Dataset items
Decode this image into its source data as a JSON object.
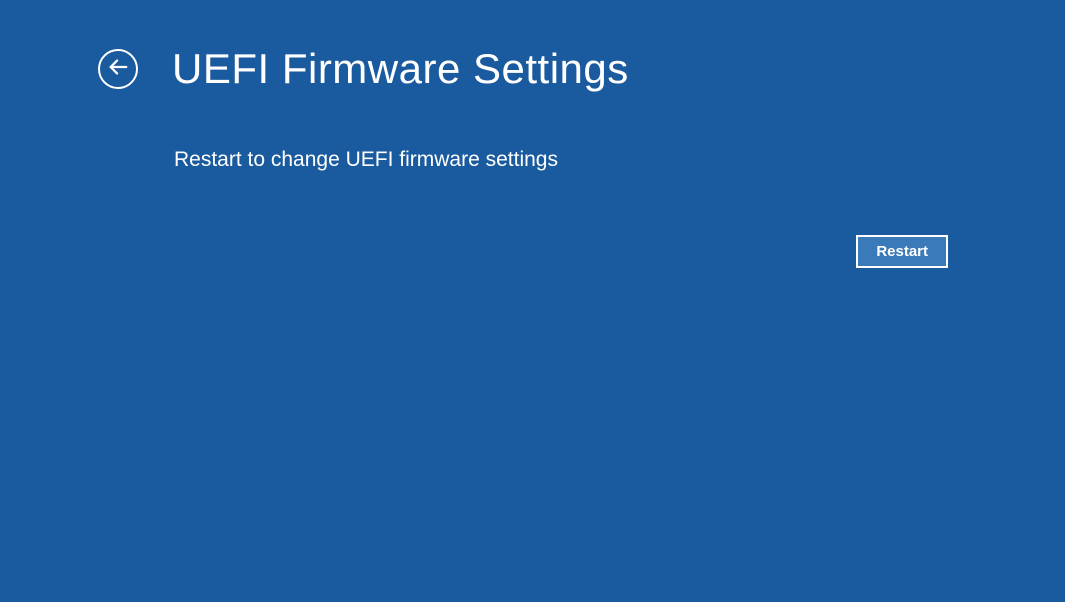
{
  "header": {
    "title": "UEFI Firmware Settings"
  },
  "main": {
    "description": "Restart to change UEFI firmware settings"
  },
  "actions": {
    "restart_label": "Restart"
  }
}
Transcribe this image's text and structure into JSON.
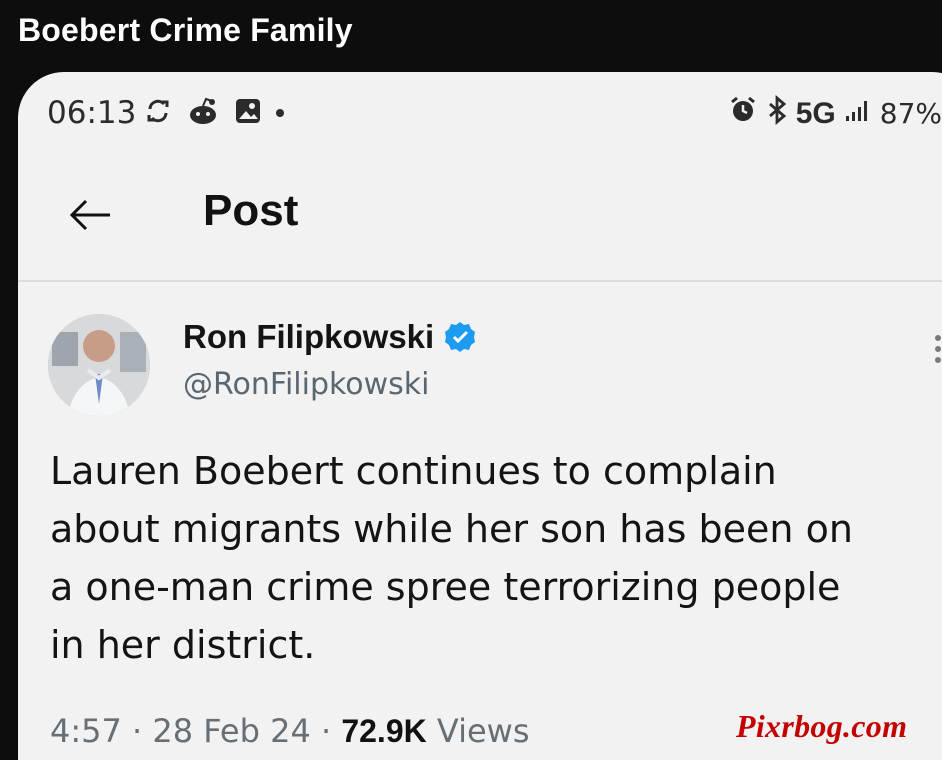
{
  "screen_title": "Boebert Crime Family",
  "status_bar": {
    "time": "06:13",
    "left_icons": [
      "sync-icon",
      "reddit-icon",
      "gallery-icon",
      "notification-dot-icon"
    ],
    "right_icons": [
      "alarm-icon",
      "bluetooth-icon",
      "signal-icon"
    ],
    "network": "5G",
    "battery": "87%"
  },
  "app_bar": {
    "back_icon": "back-arrow-icon",
    "title": "Post"
  },
  "post": {
    "author_name": "Ron Filipkowski",
    "author_handle": "@RonFilipkowski",
    "verified_icon": "verified-badge-icon",
    "text": "Lauren Boebert continues to complain\nabout migrants while her son has been on\na one-man crime spree terrorizing people\nin her district.",
    "meta": {
      "time": "4:57",
      "date": "28 Feb 24",
      "views_count": "72.9K",
      "views_label": "Views",
      "separator": "·"
    }
  },
  "watermark": "Pixrbog.com",
  "colors": {
    "background": "#0d0d0d",
    "phone_bg": "#f2f2f2",
    "verified_blue": "#1d9bf0",
    "watermark_red": "#c40000"
  }
}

Challenge:
Go through the listing above and quote it exactly, apart from its images.

Exercise output:
Decode this image into its source data as a JSON object.
{
  "header": {
    "title": "UEFI Firmware Settings"
  },
  "main": {
    "description": "Restart to change UEFI firmware settings"
  },
  "actions": {
    "restart_label": "Restart"
  }
}
Transcribe this image's text and structure into JSON.
{
  "screen_title": "Boebert Crime Family",
  "status_bar": {
    "time": "06:13",
    "left_icons": [
      "sync-icon",
      "reddit-icon",
      "gallery-icon",
      "notification-dot-icon"
    ],
    "right_icons": [
      "alarm-icon",
      "bluetooth-icon",
      "signal-icon"
    ],
    "network": "5G",
    "battery": "87%"
  },
  "app_bar": {
    "back_icon": "back-arrow-icon",
    "title": "Post"
  },
  "post": {
    "author_name": "Ron Filipkowski",
    "author_handle": "@RonFilipkowski",
    "verified_icon": "verified-badge-icon",
    "text": "Lauren Boebert continues to complain\nabout migrants while her son has been on\na one-man crime spree terrorizing people\nin her district.",
    "meta": {
      "time": "4:57",
      "date": "28 Feb 24",
      "views_count": "72.9K",
      "views_label": "Views",
      "separator": "·"
    }
  },
  "watermark": "Pixrbog.com",
  "colors": {
    "background": "#0d0d0d",
    "phone_bg": "#f2f2f2",
    "verified_blue": "#1d9bf0",
    "watermark_red": "#c40000"
  }
}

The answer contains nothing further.